(Stored items)
## Start
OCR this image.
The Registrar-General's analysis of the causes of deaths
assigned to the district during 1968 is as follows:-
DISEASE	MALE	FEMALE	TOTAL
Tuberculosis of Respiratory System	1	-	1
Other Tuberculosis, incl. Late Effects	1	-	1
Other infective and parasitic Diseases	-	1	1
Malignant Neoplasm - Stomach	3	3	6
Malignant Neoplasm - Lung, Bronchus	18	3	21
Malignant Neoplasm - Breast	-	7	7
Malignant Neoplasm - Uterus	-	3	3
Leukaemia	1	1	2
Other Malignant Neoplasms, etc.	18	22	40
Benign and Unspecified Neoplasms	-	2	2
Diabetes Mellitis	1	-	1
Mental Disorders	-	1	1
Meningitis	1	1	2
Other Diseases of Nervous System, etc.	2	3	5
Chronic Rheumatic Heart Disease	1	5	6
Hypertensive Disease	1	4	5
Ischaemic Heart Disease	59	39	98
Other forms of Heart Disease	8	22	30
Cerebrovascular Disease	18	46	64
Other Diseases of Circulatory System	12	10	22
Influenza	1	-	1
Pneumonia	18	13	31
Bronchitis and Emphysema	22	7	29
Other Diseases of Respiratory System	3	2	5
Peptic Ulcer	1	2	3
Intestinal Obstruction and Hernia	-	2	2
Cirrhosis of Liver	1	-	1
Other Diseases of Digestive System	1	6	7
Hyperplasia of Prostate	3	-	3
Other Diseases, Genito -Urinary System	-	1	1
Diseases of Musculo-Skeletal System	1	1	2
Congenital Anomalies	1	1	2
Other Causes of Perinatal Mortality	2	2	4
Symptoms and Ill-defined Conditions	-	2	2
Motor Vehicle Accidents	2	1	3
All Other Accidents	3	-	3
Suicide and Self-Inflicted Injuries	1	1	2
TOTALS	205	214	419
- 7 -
## End
WHAT THE TASK ASKS. Return the material in full, exactly as shown.

TASK RESULT.
OCR this image.
The Registrar-General's analysis of the causes of deaths
assigned to the district during 1968 is as follows:-
DISEASE	MALE	FEMALE	TOTAL
Tuberculosis of Respiratory System	1	-	1
Other Tuberculosis, incl. Late Effects	1	-	1
Other infective and parasitic Diseases	-	1	1
Malignant Neoplasm - Stomach	3	3	6
Malignant Neoplasm - Lung, Bronchus	18	3	21
Malignant Neoplasm - Breast	-	7	7
Malignant Neoplasm - Uterus	-	3	3
Leukaemia	1	1	2
Other Malignant Neoplasms, etc.	18	22	40
Benign and Unspecified Neoplasms	-	2	2
Diabetes Mellitis	1	-	1
Mental Disorders	-	1	1
Meningitis	1	1	2
Other Diseases of Nervous System, etc.	2	3	5
Chronic Rheumatic Heart Disease	1	5	6
Hypertensive Disease	1	4	5
Ischaemic Heart Disease	59	39	98
Other forms of Heart Disease	8	22	30
Cerebrovascular Disease	18	46	64
Other Diseases of Circulatory System	12	10	22
Influenza	1	-	1
Pneumonia	18	13	31
Bronchitis and Emphysema	22	7	29
Other Diseases of Respiratory System	3	2	5
Peptic Ulcer	1	2	3
Intestinal Obstruction and Hernia	-	2	2
Cirrhosis of Liver	1	-	1
Other Diseases of Digestive System	1	6	7
Hyperplasia of Prostate	3	-	3
Other Diseases, Genito -Urinary System	-	1	1
Diseases of Musculo-Skeletal System	1	1	2
Congenital Anomalies	1	1	2
Other Causes of Perinatal Mortality	2	2	4
Symptoms and Ill-defined Conditions	-	2	2
Motor Vehicle Accidents	2	1	3
All Other Accidents	3	-	3
Suicide and Self-Inflicted Injuries	1	1	2
TOTALS	205	214	419
- 7 -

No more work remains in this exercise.